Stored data
==*==
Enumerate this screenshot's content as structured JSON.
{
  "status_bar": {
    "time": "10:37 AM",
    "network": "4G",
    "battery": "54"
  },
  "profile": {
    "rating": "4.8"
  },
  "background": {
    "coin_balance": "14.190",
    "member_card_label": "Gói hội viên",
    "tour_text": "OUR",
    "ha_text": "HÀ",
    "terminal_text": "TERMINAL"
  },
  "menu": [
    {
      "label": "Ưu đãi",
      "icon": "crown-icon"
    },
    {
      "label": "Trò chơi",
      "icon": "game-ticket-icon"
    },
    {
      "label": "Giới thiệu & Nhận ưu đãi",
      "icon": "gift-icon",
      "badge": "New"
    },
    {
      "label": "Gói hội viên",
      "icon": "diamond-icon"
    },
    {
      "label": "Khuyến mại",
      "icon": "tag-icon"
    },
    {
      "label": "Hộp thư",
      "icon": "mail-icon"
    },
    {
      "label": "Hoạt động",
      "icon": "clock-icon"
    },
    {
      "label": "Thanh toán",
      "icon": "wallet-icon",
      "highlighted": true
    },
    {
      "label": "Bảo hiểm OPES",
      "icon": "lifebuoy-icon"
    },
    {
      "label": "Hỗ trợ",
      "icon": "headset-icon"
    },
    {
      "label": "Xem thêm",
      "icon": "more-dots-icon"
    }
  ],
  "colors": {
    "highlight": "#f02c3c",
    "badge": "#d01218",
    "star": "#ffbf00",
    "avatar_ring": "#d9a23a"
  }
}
==*==
• Instruction:
Give the entries again in full, exactly as they are written.

• Response:
Enumerate this screenshot's content as structured JSON.
{
  "status_bar": {
    "time": "10:37 AM",
    "network": "4G",
    "battery": "54"
  },
  "profile": {
    "rating": "4.8"
  },
  "background": {
    "coin_balance": "14.190",
    "member_card_label": "Gói hội viên",
    "tour_text": "OUR",
    "ha_text": "HÀ",
    "terminal_text": "TERMINAL"
  },
  "menu": [
    {
      "label": "Ưu đãi",
      "icon": "crown-icon"
    },
    {
      "label": "Trò chơi",
      "icon": "game-ticket-icon"
    },
    {
      "label": "Giới thiệu & Nhận ưu đãi",
      "icon": "gift-icon",
      "badge": "New"
    },
    {
      "label": "Gói hội viên",
      "icon": "diamond-icon"
    },
    {
      "label": "Khuyến mại",
      "icon": "tag-icon"
    },
    {
      "label": "Hộp thư",
      "icon": "mail-icon"
    },
    {
      "label": "Hoạt động",
      "icon": "clock-icon"
    },
    {
      "label": "Thanh toán",
      "icon": "wallet-icon",
      "highlighted": true
    },
    {
      "label": "Bảo hiểm OPES",
      "icon": "lifebuoy-icon"
    },
    {
      "label": "Hỗ trợ",
      "icon": "headset-icon"
    },
    {
      "label": "Xem thêm",
      "icon": "more-dots-icon"
    }
  ],
  "colors": {
    "highlight": "#f02c3c",
    "badge": "#d01218",
    "star": "#ffbf00",
    "avatar_ring": "#d9a23a"
  }
}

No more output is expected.